** start of TASK INPUTS **

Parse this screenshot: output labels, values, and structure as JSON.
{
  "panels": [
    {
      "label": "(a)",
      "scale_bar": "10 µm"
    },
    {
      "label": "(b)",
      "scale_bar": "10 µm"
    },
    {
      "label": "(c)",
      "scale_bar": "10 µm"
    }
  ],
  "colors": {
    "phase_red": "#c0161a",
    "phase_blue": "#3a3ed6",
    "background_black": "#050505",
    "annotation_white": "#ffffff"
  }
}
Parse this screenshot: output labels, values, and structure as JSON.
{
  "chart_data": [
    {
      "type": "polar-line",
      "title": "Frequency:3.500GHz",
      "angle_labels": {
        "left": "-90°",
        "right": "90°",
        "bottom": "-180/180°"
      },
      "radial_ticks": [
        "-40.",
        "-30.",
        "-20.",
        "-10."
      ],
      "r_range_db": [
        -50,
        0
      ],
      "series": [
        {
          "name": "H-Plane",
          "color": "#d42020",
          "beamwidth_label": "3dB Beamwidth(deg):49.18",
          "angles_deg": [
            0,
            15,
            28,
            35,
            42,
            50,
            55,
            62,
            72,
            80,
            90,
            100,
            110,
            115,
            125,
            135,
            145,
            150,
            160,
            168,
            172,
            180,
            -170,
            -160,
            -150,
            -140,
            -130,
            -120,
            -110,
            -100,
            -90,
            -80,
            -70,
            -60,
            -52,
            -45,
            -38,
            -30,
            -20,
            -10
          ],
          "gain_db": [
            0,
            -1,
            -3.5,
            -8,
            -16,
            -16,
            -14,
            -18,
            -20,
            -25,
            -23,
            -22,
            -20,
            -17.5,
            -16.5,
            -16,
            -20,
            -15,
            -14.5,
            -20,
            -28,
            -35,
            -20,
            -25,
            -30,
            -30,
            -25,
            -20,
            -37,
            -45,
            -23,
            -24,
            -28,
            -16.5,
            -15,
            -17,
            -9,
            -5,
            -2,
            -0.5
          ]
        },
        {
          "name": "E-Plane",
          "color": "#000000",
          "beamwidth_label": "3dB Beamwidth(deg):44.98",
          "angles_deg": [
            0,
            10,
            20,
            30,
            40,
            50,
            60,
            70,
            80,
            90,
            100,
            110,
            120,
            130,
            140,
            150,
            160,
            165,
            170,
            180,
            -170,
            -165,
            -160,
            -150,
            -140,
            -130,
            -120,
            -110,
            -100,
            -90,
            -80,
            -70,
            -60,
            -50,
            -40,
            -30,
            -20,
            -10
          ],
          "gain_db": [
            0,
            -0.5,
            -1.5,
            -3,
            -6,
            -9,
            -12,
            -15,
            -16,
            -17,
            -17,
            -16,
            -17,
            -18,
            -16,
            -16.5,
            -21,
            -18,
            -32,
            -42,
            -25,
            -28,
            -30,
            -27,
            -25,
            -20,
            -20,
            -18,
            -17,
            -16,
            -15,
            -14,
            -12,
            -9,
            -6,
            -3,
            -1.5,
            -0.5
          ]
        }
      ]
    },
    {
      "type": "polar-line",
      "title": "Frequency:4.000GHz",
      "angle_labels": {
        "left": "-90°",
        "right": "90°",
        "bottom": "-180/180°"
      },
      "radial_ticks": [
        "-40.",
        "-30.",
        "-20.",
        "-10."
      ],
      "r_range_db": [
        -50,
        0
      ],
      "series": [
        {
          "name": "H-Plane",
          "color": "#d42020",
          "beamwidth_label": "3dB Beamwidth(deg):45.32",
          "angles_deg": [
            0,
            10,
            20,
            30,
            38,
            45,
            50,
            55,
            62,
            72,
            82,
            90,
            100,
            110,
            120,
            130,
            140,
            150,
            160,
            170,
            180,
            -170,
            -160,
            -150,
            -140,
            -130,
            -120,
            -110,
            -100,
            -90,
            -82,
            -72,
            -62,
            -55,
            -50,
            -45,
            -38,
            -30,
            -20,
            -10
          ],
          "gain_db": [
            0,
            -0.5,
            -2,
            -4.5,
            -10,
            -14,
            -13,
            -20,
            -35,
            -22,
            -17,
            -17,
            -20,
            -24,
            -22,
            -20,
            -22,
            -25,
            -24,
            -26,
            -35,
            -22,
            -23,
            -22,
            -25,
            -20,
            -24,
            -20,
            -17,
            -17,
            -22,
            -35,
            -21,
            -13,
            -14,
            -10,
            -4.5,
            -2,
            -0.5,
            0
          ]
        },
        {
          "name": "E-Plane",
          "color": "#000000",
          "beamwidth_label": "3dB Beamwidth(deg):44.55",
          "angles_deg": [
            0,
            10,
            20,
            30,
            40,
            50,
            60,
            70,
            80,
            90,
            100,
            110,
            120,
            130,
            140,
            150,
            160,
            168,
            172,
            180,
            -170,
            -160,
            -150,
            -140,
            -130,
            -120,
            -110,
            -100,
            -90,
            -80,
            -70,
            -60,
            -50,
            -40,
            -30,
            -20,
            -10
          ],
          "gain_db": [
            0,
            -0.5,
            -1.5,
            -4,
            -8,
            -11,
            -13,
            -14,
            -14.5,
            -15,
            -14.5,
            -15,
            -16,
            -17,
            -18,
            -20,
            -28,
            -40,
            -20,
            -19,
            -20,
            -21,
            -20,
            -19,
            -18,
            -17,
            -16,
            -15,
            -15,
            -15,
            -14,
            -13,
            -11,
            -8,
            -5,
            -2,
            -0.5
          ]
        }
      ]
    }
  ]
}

** end of TASK INPUTS **

### TASK OBJECTIVE
Extract every record. Keep wording exact.

### WRITTEN SOLUTION
Parse this screenshot: output labels, values, and structure as JSON.
{
  "panels": [
    {
      "label": "(a)",
      "scale_bar": "10 µm"
    },
    {
      "label": "(b)",
      "scale_bar": "10 µm"
    },
    {
      "label": "(c)",
      "scale_bar": "10 µm"
    }
  ],
  "colors": {
    "phase_red": "#c0161a",
    "phase_blue": "#3a3ed6",
    "background_black": "#050505",
    "annotation_white": "#ffffff"
  }
}
Parse this screenshot: output labels, values, and structure as JSON.
{
  "chart_data": [
    {
      "type": "polar-line",
      "title": "Frequency:3.500GHz",
      "angle_labels": {
        "left": "-90°",
        "right": "90°",
        "bottom": "-180/180°"
      },
      "radial_ticks": [
        "-40.",
        "-30.",
        "-20.",
        "-10."
      ],
      "r_range_db": [
        -50,
        0
      ],
      "series": [
        {
          "name": "H-Plane",
          "color": "#d42020",
          "beamwidth_label": "3dB Beamwidth(deg):49.18",
          "angles_deg": [
            0,
            15,
            28,
            35,
            42,
            50,
            55,
            62,
            72,
            80,
            90,
            100,
            110,
            115,
            125,
            135,
            145,
            150,
            160,
            168,
            172,
            180,
            -170,
            -160,
            -150,
            -140,
            -130,
            -120,
            -110,
            -100,
            -90,
            -80,
            -70,
            -60,
            -52,
            -45,
            -38,
            -30,
            -20,
            -10
          ],
          "gain_db": [
            0,
            -1,
            -3.5,
            -8,
            -16,
            -16,
            -14,
            -18,
            -20,
            -25,
            -23,
            -22,
            -20,
            -17.5,
            -16.5,
            -16,
            -20,
            -15,
            -14.5,
            -20,
            -28,
            -35,
            -20,
            -25,
            -30,
            -30,
            -25,
            -20,
            -37,
            -45,
            -23,
            -24,
            -28,
            -16.5,
            -15,
            -17,
            -9,
            -5,
            -2,
            -0.5
          ]
        },
        {
          "name": "E-Plane",
          "color": "#000000",
          "beamwidth_label": "3dB Beamwidth(deg):44.98",
          "angles_deg": [
            0,
            10,
            20,
            30,
            40,
            50,
            60,
            70,
            80,
            90,
            100,
            110,
            120,
            130,
            140,
            150,
            160,
            165,
            170,
            180,
            -170,
            -165,
            -160,
            -150,
            -140,
            -130,
            -120,
            -110,
            -100,
            -90,
            -80,
            -70,
            -60,
            -50,
            -40,
            -30,
            -20,
            -10
          ],
          "gain_db": [
            0,
            -0.5,
            -1.5,
            -3,
            -6,
            -9,
            -12,
            -15,
            -16,
            -17,
            -17,
            -16,
            -17,
            -18,
            -16,
            -16.5,
            -21,
            -18,
            -32,
            -42,
            -25,
            -28,
            -30,
            -27,
            -25,
            -20,
            -20,
            -18,
            -17,
            -16,
            -15,
            -14,
            -12,
            -9,
            -6,
            -3,
            -1.5,
            -0.5
          ]
        }
      ]
    },
    {
      "type": "polar-line",
      "title": "Frequency:4.000GHz",
      "angle_labels": {
        "left": "-90°",
        "right": "90°",
        "bottom": "-180/180°"
      },
      "radial_ticks": [
        "-40.",
        "-30.",
        "-20.",
        "-10."
      ],
      "r_range_db": [
        -50,
        0
      ],
      "series": [
        {
          "name": "H-Plane",
          "color": "#d42020",
          "beamwidth_label": "3dB Beamwidth(deg):45.32",
          "angles_deg": [
            0,
            10,
            20,
            30,
            38,
            45,
            50,
            55,
            62,
            72,
            82,
            90,
            100,
            110,
            120,
            130,
            140,
            150,
            160,
            170,
            180,
            -170,
            -160,
            -150,
            -140,
            -130,
            -120,
            -110,
            -100,
            -90,
            -82,
            -72,
            -62,
            -55,
            -50,
            -45,
            -38,
            -30,
            -20,
            -10
          ],
          "gain_db": [
            0,
            -0.5,
            -2,
            -4.5,
            -10,
            -14,
            -13,
            -20,
            -35,
            -22,
            -17,
            -17,
            -20,
            -24,
            -22,
            -20,
            -22,
            -25,
            -24,
            -26,
            -35,
            -22,
            -23,
            -22,
            -25,
            -20,
            -24,
            -20,
            -17,
            -17,
            -22,
            -35,
            -21,
            -13,
            -14,
            -10,
            -4.5,
            -2,
            -0.5,
            0
          ]
        },
        {
          "name": "E-Plane",
          "color": "#000000",
          "beamwidth_label": "3dB Beamwidth(deg):44.55",
          "angles_deg": [
            0,
            10,
            20,
            30,
            40,
            50,
            60,
            70,
            80,
            90,
            100,
            110,
            120,
            130,
            140,
            150,
            160,
            168,
            172,
            180,
            -170,
            -160,
            -150,
            -140,
            -130,
            -120,
            -110,
            -100,
            -90,
            -80,
            -70,
            -60,
            -50,
            -40,
            -30,
            -20,
            -10
          ],
          "gain_db": [
            0,
            -0.5,
            -1.5,
            -4,
            -8,
            -11,
            -13,
            -14,
            -14.5,
            -15,
            -14.5,
            -15,
            -16,
            -17,
            -18,
            -20,
            -28,
            -40,
            -20,
            -19,
            -20,
            -21,
            -20,
            -19,
            -18,
            -17,
            -16,
            -15,
            -15,
            -15,
            -14,
            -13,
            -11,
            -8,
            -5,
            -2,
            -0.5
          ]
        }
      ]
    }
  ]
}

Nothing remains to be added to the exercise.